Given instruction
Keep only the lines of the data below that contain "Antagen", and copy them.

(Dataset excerpt)
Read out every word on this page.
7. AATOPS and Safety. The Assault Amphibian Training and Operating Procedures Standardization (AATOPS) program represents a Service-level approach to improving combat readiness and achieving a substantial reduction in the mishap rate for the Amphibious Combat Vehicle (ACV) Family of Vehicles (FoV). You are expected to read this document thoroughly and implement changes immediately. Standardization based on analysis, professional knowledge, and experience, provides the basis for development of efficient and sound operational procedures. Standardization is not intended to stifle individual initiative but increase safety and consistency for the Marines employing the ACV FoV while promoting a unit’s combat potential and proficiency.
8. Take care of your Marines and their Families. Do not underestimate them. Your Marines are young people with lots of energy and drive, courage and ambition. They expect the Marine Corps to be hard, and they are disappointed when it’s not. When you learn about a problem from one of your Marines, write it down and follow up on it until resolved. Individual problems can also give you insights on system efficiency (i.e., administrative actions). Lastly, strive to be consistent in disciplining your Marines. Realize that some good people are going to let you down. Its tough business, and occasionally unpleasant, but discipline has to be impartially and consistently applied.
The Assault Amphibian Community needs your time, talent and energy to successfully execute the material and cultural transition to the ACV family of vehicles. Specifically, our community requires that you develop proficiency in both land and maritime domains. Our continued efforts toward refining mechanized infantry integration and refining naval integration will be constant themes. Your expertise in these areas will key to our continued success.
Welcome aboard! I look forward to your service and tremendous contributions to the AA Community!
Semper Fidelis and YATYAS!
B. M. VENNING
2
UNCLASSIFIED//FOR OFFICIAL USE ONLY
---
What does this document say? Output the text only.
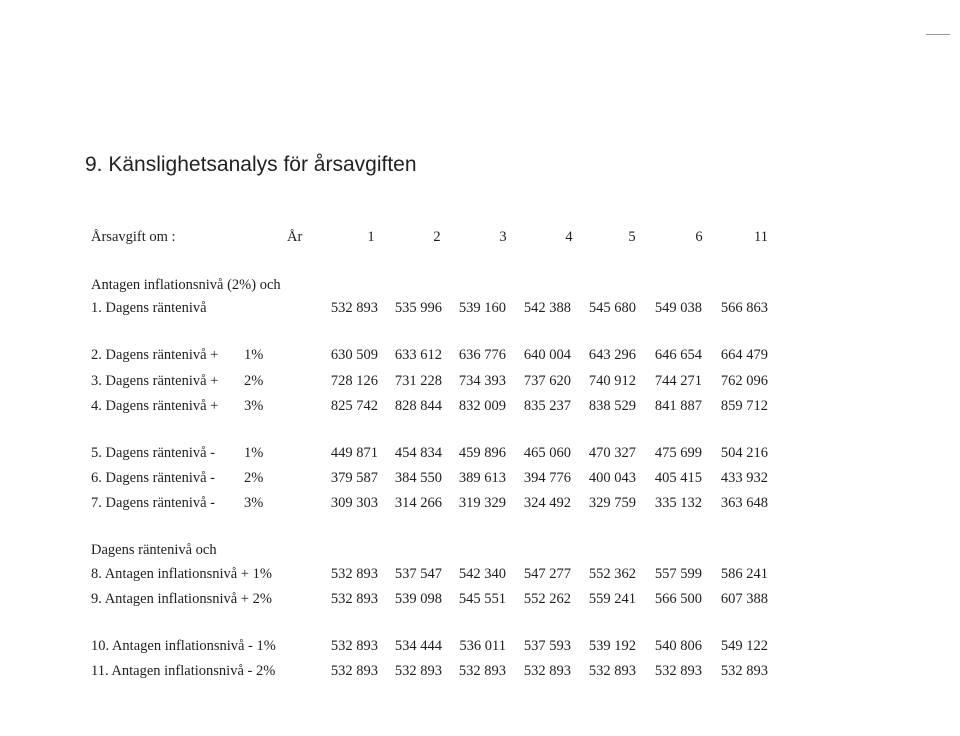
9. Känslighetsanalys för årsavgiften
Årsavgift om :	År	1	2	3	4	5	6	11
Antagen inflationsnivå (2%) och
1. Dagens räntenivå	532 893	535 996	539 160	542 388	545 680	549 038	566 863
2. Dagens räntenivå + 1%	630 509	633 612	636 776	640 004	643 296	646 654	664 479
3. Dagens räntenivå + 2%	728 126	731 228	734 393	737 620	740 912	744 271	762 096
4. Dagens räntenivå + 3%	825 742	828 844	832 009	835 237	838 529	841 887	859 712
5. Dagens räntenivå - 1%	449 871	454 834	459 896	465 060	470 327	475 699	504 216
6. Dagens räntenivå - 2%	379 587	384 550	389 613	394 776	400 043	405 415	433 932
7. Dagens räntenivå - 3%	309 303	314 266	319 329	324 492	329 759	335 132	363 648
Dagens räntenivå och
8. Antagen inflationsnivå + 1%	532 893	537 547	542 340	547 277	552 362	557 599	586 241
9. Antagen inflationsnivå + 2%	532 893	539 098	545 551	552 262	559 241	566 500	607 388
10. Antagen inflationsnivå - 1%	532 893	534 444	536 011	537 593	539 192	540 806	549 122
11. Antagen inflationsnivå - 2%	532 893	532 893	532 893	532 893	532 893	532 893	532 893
==
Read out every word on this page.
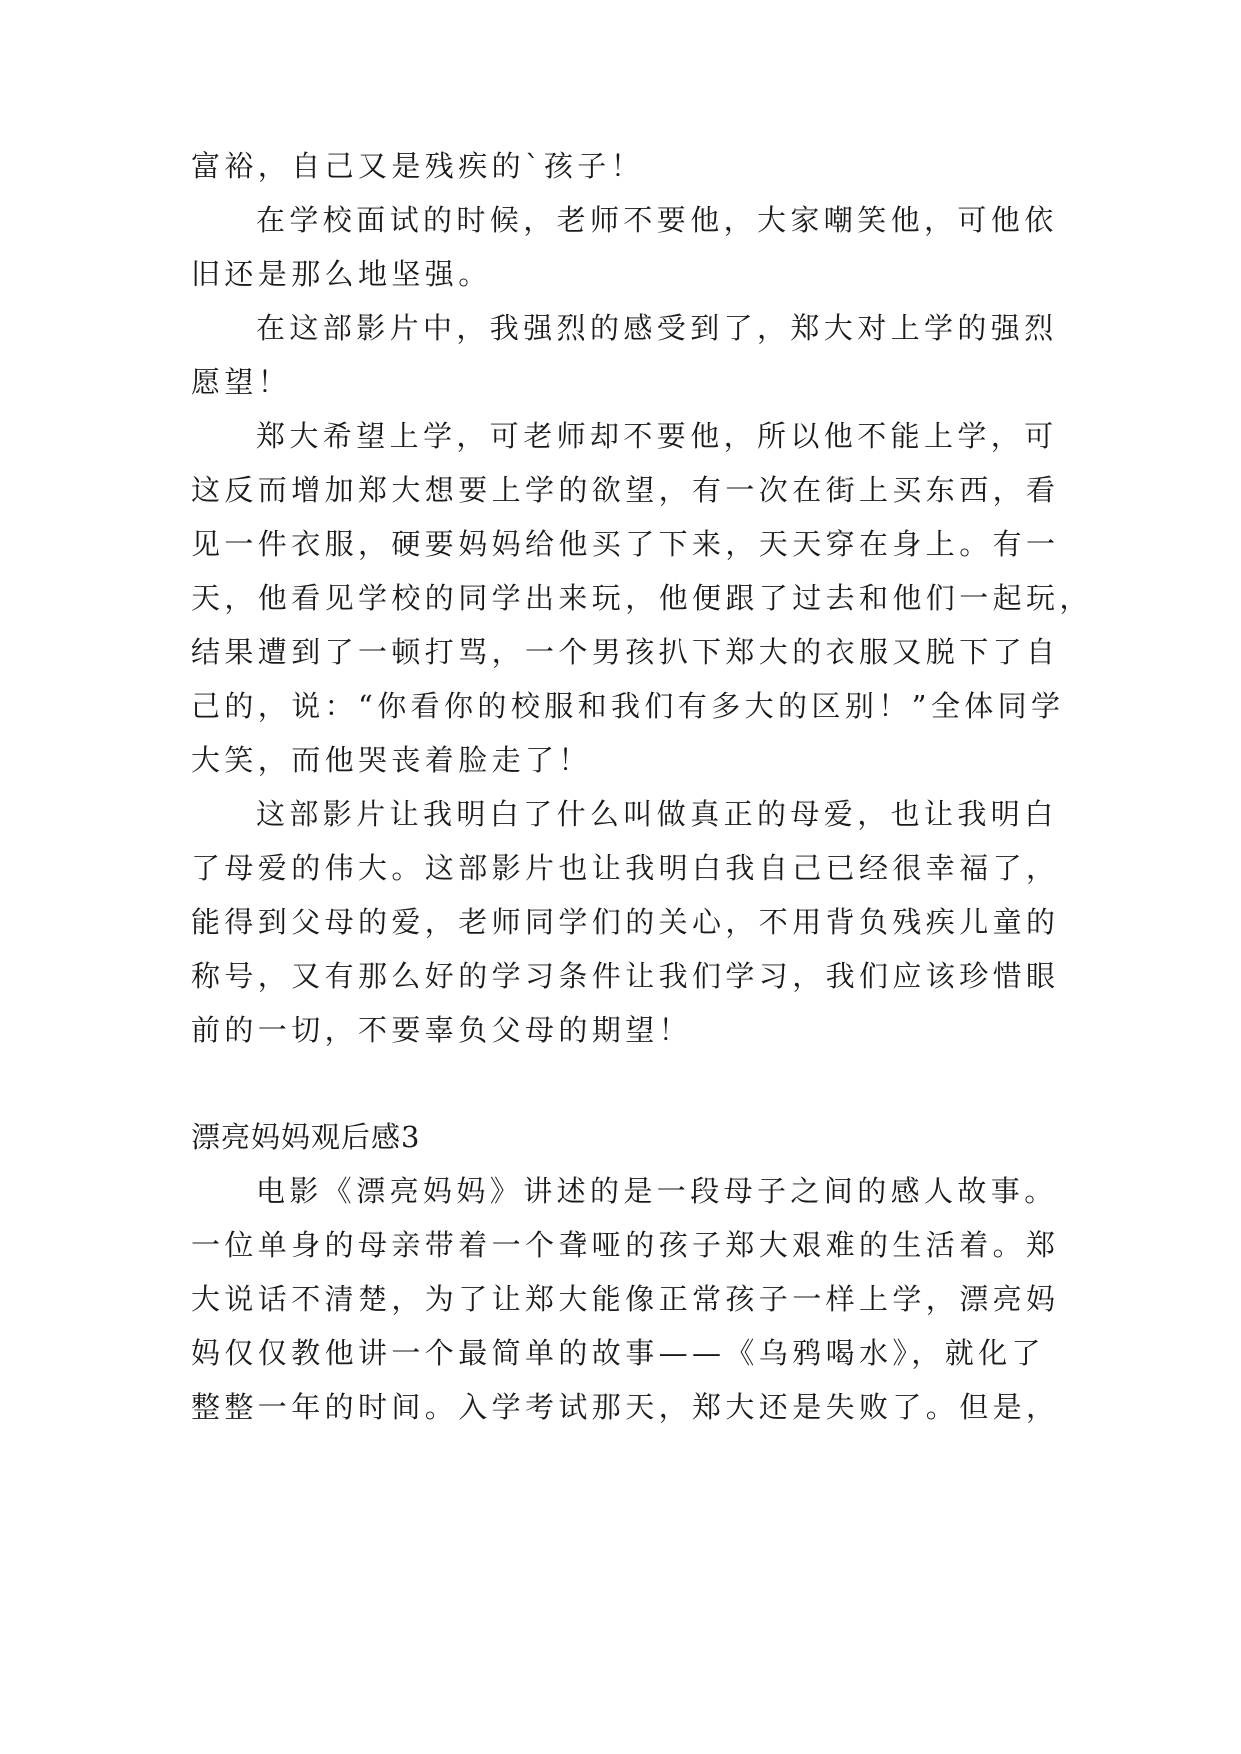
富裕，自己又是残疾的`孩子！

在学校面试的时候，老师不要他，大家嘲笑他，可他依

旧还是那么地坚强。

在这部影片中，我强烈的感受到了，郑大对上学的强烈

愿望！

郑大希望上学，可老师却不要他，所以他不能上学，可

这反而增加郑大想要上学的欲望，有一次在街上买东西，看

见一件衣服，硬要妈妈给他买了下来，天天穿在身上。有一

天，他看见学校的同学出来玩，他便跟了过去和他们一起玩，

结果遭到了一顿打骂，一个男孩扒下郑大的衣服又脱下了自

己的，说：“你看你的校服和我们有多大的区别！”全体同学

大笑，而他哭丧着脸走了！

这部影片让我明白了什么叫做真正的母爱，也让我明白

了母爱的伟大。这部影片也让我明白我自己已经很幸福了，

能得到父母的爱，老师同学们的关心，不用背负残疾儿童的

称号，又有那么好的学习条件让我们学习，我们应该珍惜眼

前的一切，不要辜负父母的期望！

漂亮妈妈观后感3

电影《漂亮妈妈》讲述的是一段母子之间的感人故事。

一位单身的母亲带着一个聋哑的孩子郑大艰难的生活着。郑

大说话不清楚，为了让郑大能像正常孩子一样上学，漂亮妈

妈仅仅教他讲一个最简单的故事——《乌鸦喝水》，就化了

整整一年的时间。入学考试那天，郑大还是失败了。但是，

Finished exercise
Antagen inflationsnivå (2%) och
8. Antagen inflationsnivå + 1%	532 893	537 547	542 340	547 277	552 362	557 599	586 241
9. Antagen inflationsnivå + 2%	532 893	539 098	545 551	552 262	559 241	566 500	607 388
10. Antagen inflationsnivå - 1%	532 893	534 444	536 011	537 593	539 192	540 806	549 122
11. Antagen inflationsnivå - 2%	532 893	532 893	532 893	532 893	532 893	532 893	532 893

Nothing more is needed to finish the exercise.